■ **Your instructions**
From the listing that follows, extract every line and set it down unaltered.

■ **Listing**
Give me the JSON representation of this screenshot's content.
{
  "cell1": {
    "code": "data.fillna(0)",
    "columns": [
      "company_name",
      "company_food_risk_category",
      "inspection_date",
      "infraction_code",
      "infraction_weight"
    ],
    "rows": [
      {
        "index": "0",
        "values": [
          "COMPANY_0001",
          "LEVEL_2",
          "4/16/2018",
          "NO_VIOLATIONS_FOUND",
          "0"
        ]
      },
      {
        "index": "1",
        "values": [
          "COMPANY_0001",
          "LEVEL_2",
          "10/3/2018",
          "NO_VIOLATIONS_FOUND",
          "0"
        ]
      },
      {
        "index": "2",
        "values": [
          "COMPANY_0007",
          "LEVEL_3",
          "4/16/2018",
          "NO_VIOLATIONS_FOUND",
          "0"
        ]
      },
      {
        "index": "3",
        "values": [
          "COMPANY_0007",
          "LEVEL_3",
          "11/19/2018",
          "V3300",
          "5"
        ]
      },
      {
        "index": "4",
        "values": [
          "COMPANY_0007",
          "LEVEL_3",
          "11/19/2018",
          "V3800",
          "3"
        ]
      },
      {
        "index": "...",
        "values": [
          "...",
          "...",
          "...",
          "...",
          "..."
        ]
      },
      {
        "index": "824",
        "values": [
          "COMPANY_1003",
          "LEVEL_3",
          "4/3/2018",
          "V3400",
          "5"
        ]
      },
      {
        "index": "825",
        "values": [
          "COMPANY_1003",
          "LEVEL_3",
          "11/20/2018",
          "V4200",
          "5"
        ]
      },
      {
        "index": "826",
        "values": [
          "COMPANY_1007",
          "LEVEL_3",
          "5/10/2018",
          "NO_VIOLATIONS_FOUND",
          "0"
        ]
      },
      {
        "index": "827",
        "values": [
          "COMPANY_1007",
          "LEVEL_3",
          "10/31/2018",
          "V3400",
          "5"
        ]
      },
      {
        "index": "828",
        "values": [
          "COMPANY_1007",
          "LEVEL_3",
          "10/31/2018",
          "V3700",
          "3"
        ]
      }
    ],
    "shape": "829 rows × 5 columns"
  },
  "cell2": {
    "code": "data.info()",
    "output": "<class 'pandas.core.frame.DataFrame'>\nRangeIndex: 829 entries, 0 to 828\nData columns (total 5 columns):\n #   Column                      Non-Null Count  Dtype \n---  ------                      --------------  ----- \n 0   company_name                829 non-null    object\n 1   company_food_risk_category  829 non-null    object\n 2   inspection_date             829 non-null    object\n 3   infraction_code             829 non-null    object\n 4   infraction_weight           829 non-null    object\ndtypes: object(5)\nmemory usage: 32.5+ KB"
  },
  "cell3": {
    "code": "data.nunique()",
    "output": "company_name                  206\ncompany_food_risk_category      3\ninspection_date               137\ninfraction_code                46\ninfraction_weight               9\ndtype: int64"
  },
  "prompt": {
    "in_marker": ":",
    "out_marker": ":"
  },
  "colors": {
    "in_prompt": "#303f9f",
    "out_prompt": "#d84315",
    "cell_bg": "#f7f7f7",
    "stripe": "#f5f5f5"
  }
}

■ **Task answer**
Give me the JSON representation of this screenshot's content.
{
  "cell1": {
    "code": "data.fillna(0)",
    "columns": [
      "company_name",
      "company_food_risk_category",
      "inspection_date",
      "infraction_code",
      "infraction_weight"
    ],
    "rows": [
      {
        "index": "0",
        "values": [
          "COMPANY_0001",
          "LEVEL_2",
          "4/16/2018",
          "NO_VIOLATIONS_FOUND",
          "0"
        ]
      },
      {
        "index": "1",
        "values": [
          "COMPANY_0001",
          "LEVEL_2",
          "10/3/2018",
          "NO_VIOLATIONS_FOUND",
          "0"
        ]
      },
      {
        "index": "2",
        "values": [
          "COMPANY_0007",
          "LEVEL_3",
          "4/16/2018",
          "NO_VIOLATIONS_FOUND",
          "0"
        ]
      },
      {
        "index": "3",
        "values": [
          "COMPANY_0007",
          "LEVEL_3",
          "11/19/2018",
          "V3300",
          "5"
        ]
      },
      {
        "index": "4",
        "values": [
          "COMPANY_0007",
          "LEVEL_3",
          "11/19/2018",
          "V3800",
          "3"
        ]
      },
      {
        "index": "...",
        "values": [
          "...",
          "...",
          "...",
          "...",
          "..."
        ]
      },
      {
        "index": "824",
        "values": [
          "COMPANY_1003",
          "LEVEL_3",
          "4/3/2018",
          "V3400",
          "5"
        ]
      },
      {
        "index": "825",
        "values": [
          "COMPANY_1003",
          "LEVEL_3",
          "11/20/2018",
          "V4200",
          "5"
        ]
      },
      {
        "index": "826",
        "values": [
          "COMPANY_1007",
          "LEVEL_3",
          "5/10/2018",
          "NO_VIOLATIONS_FOUND",
          "0"
        ]
      },
      {
        "index": "827",
        "values": [
          "COMPANY_1007",
          "LEVEL_3",
          "10/31/2018",
          "V3400",
          "5"
        ]
      },
      {
        "index": "828",
        "values": [
          "COMPANY_1007",
          "LEVEL_3",
          "10/31/2018",
          "V3700",
          "3"
        ]
      }
    ],
    "shape": "829 rows × 5 columns"
  },
  "cell2": {
    "code": "data.info()",
    "output": "<class 'pandas.core.frame.DataFrame'>\nRangeIndex: 829 entries, 0 to 828\nData columns (total 5 columns):\n #   Column                      Non-Null Count  Dtype \n---  ------                      --------------  ----- \n 0   company_name                829 non-null    object\n 1   company_food_risk_category  829 non-null    object\n 2   inspection_date             829 non-null    object\n 3   infraction_code             829 non-null    object\n 4   infraction_weight           829 non-null    object\ndtypes: object(5)\nmemory usage: 32.5+ KB"
  },
  "cell3": {
    "code": "data.nunique()",
    "output": "company_name                  206\ncompany_food_risk_category      3\ninspection_date               137\ninfraction_code                46\ninfraction_weight               9\ndtype: int64"
  },
  "prompt": {
    "in_marker": ":",
    "out_marker": ":"
  },
  "colors": {
    "in_prompt": "#303f9f",
    "out_prompt": "#d84315",
    "cell_bg": "#f7f7f7",
    "stripe": "#f5f5f5"
  }
}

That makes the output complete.